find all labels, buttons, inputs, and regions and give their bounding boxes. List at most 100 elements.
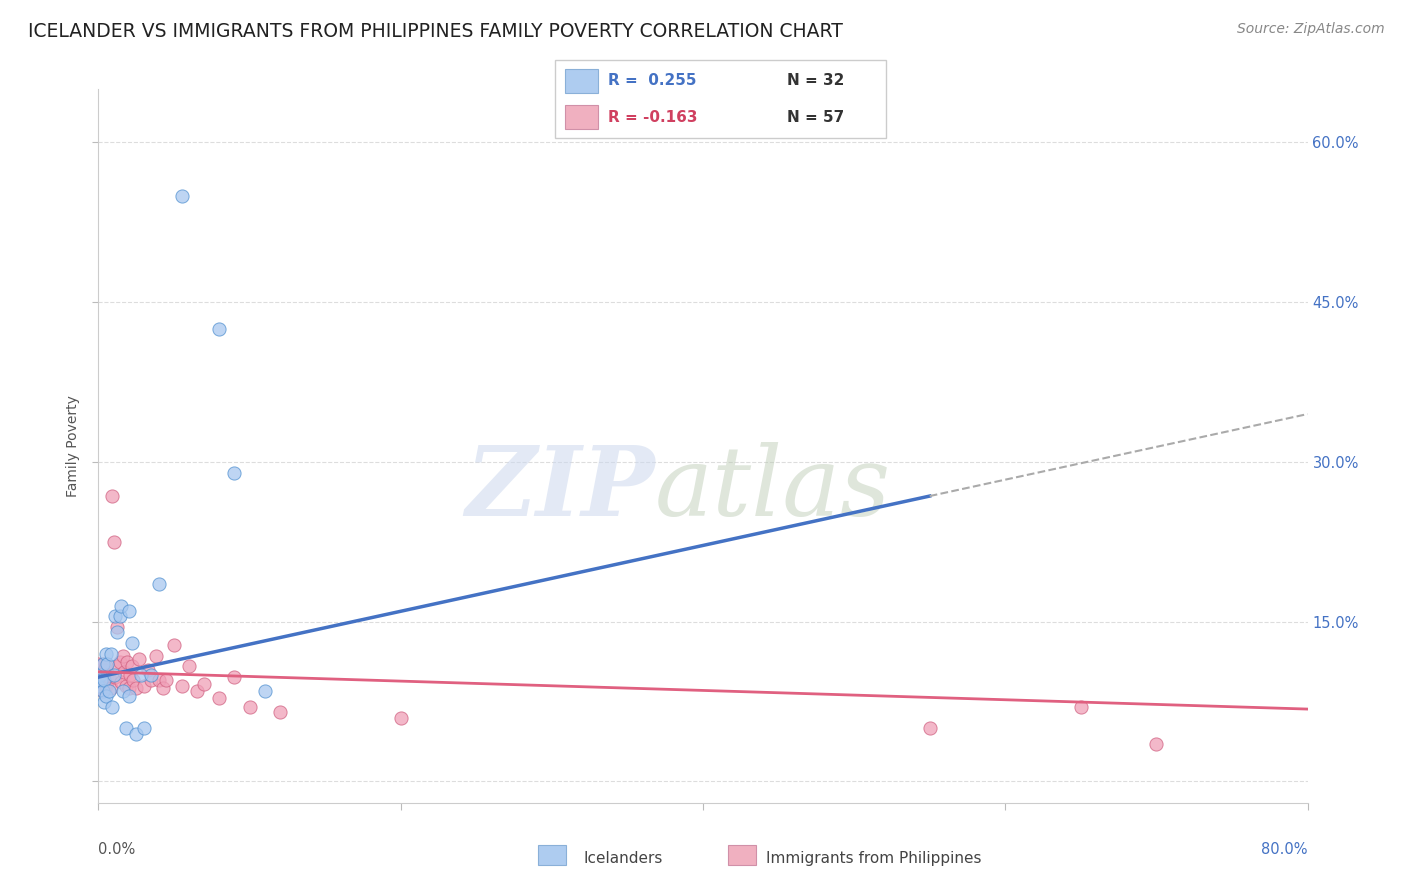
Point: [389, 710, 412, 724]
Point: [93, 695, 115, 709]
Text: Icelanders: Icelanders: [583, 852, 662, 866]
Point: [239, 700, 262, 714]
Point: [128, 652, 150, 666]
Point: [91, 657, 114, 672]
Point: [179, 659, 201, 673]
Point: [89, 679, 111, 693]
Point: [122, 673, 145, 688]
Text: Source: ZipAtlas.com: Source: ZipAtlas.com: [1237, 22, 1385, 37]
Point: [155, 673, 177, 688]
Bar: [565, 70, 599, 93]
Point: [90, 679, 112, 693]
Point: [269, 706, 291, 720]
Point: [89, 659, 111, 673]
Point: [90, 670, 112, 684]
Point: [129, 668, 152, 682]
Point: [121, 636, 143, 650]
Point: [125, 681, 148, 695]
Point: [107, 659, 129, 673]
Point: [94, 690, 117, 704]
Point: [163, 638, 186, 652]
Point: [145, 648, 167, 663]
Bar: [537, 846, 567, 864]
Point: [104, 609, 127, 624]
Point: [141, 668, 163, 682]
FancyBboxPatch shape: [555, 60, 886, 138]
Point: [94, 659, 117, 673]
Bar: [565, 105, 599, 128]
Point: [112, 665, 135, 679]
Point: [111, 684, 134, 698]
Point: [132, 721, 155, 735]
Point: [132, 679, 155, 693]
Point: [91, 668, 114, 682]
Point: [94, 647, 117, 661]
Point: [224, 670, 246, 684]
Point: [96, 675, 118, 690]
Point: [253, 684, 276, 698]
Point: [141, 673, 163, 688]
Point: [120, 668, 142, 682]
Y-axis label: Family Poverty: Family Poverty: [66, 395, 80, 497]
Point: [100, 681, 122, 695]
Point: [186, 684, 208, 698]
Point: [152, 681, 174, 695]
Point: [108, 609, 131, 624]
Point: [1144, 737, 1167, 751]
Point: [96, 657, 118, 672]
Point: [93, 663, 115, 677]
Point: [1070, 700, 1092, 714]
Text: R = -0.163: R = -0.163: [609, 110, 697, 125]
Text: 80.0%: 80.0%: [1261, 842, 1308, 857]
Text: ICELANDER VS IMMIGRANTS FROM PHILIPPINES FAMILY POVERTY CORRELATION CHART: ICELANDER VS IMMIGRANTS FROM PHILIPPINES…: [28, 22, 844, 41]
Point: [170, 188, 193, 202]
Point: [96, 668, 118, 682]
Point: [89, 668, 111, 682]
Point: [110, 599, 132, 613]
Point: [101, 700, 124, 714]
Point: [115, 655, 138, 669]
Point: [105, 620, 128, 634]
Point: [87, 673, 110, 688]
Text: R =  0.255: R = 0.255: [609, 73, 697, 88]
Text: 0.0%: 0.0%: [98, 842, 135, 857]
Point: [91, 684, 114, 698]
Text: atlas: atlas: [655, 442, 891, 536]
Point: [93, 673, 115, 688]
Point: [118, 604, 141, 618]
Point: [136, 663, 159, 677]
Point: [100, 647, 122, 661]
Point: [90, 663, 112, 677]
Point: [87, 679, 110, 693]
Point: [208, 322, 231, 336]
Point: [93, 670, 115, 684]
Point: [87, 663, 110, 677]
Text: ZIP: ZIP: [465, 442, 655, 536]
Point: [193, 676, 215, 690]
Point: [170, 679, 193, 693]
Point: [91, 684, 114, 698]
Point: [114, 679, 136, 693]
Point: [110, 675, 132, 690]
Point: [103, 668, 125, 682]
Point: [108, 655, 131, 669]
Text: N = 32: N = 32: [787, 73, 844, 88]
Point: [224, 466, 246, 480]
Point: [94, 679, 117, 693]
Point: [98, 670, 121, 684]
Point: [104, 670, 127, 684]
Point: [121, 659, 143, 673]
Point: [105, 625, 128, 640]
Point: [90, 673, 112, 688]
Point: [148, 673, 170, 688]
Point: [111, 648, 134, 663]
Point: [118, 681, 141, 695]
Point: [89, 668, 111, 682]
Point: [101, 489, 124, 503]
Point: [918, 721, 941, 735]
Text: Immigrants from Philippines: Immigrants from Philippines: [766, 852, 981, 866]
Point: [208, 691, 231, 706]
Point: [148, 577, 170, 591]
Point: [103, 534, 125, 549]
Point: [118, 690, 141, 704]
---------------
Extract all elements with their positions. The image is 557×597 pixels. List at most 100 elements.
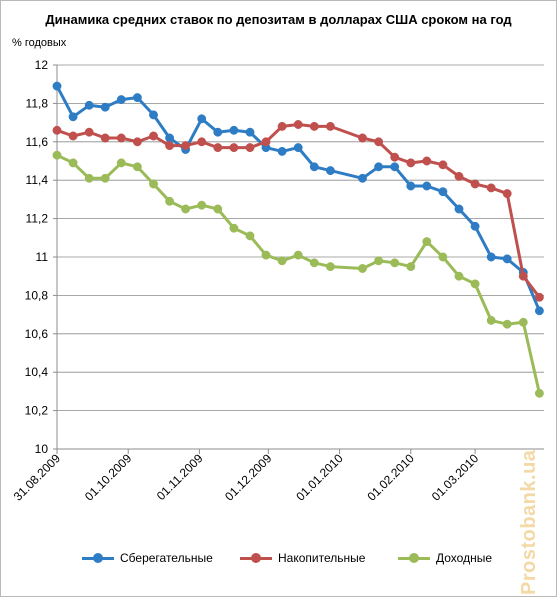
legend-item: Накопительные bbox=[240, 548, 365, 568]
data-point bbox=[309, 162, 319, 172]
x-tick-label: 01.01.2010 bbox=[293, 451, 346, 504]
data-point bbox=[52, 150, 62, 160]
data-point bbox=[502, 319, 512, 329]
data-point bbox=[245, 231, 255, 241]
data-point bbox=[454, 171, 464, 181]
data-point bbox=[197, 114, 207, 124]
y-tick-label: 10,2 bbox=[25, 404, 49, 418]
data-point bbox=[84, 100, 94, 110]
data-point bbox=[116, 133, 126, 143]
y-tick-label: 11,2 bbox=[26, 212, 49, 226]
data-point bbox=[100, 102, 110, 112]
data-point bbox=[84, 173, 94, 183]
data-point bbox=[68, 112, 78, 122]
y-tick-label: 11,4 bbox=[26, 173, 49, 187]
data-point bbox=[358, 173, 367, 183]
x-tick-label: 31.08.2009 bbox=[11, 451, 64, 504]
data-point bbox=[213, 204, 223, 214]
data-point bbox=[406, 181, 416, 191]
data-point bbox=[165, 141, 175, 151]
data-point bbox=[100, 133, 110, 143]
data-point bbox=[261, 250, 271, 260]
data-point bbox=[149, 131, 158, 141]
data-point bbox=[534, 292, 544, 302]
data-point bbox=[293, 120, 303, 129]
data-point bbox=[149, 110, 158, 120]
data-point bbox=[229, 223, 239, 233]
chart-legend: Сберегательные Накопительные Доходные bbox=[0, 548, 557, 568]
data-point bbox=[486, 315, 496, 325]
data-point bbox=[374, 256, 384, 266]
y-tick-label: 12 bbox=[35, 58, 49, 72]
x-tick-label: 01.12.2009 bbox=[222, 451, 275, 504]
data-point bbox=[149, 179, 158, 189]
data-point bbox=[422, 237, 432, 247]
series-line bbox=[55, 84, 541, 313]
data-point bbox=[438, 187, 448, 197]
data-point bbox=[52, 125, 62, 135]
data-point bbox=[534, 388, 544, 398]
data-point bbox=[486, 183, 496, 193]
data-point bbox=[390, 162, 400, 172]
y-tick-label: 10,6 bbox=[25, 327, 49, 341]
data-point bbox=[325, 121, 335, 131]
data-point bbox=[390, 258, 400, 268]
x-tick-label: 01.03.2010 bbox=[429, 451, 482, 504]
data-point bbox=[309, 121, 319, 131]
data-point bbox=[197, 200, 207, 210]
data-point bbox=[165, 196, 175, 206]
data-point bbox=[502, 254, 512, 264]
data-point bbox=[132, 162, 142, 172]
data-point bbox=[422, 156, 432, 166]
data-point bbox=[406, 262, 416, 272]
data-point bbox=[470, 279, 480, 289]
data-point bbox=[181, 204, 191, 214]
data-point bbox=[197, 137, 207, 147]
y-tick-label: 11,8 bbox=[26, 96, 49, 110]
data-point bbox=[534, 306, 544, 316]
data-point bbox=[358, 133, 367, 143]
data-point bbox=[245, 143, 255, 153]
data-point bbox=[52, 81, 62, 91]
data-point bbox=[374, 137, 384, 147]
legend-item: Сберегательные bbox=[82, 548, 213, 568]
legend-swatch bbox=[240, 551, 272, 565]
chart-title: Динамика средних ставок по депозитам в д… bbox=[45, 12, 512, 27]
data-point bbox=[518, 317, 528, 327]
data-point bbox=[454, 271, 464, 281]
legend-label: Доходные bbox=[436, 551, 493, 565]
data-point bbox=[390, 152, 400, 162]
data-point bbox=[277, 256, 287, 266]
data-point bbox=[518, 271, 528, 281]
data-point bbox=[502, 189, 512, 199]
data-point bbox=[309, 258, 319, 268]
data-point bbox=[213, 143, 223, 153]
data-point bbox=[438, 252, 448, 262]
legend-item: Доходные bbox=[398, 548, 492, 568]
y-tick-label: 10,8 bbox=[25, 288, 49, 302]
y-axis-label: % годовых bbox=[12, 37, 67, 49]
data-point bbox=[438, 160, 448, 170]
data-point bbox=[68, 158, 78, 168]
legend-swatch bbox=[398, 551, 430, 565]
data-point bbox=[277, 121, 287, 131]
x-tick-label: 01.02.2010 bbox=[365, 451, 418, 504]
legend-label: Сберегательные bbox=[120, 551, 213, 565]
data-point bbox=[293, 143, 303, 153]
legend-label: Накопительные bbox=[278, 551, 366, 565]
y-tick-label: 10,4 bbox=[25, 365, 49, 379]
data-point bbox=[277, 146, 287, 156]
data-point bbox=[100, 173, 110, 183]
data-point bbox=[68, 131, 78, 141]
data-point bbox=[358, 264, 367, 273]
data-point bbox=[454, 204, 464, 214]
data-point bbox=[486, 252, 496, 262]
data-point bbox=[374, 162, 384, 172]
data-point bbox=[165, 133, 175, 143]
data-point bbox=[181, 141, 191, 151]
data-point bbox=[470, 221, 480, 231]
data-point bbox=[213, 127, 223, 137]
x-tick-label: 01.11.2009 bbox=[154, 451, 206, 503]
---------------
Copy out the lines between the one holding "Point: [389, 710, 412, 724]" and the one holding "Bar: [565, 105, 599, 128]", inclusive, switching "Point" to "Marker" and leaving all else unchanged.

Marker: [389, 710, 412, 724]
Marker: [93, 695, 115, 709]
Text: Icelanders: Icelanders: [583, 852, 662, 866]
Marker: [239, 700, 262, 714]
Marker: [128, 652, 150, 666]
Marker: [91, 657, 114, 672]
Marker: [179, 659, 201, 673]
Marker: [89, 679, 111, 693]
Marker: [122, 673, 145, 688]
Text: Source: ZipAtlas.com: Source: ZipAtlas.com: [1237, 22, 1385, 37]
Marker: [155, 673, 177, 688]
Bar: [565, 70, 599, 93]
Marker: [90, 679, 112, 693]
Marker: [269, 706, 291, 720]
Marker: [89, 659, 111, 673]
Marker: [90, 670, 112, 684]
Marker: [129, 668, 152, 682]
Marker: [121, 636, 143, 650]
Marker: [125, 681, 148, 695]
Marker: [107, 659, 129, 673]
Marker: [94, 690, 117, 704]
Marker: [163, 638, 186, 652]
Marker: [145, 648, 167, 663]
Bar: [537, 846, 567, 864]
Marker: [104, 609, 127, 624]
Marker: [141, 668, 163, 682]
FancyBboxPatch shape: [555, 60, 886, 138]
Marker: [94, 659, 117, 673]
Bar: [565, 105, 599, 128]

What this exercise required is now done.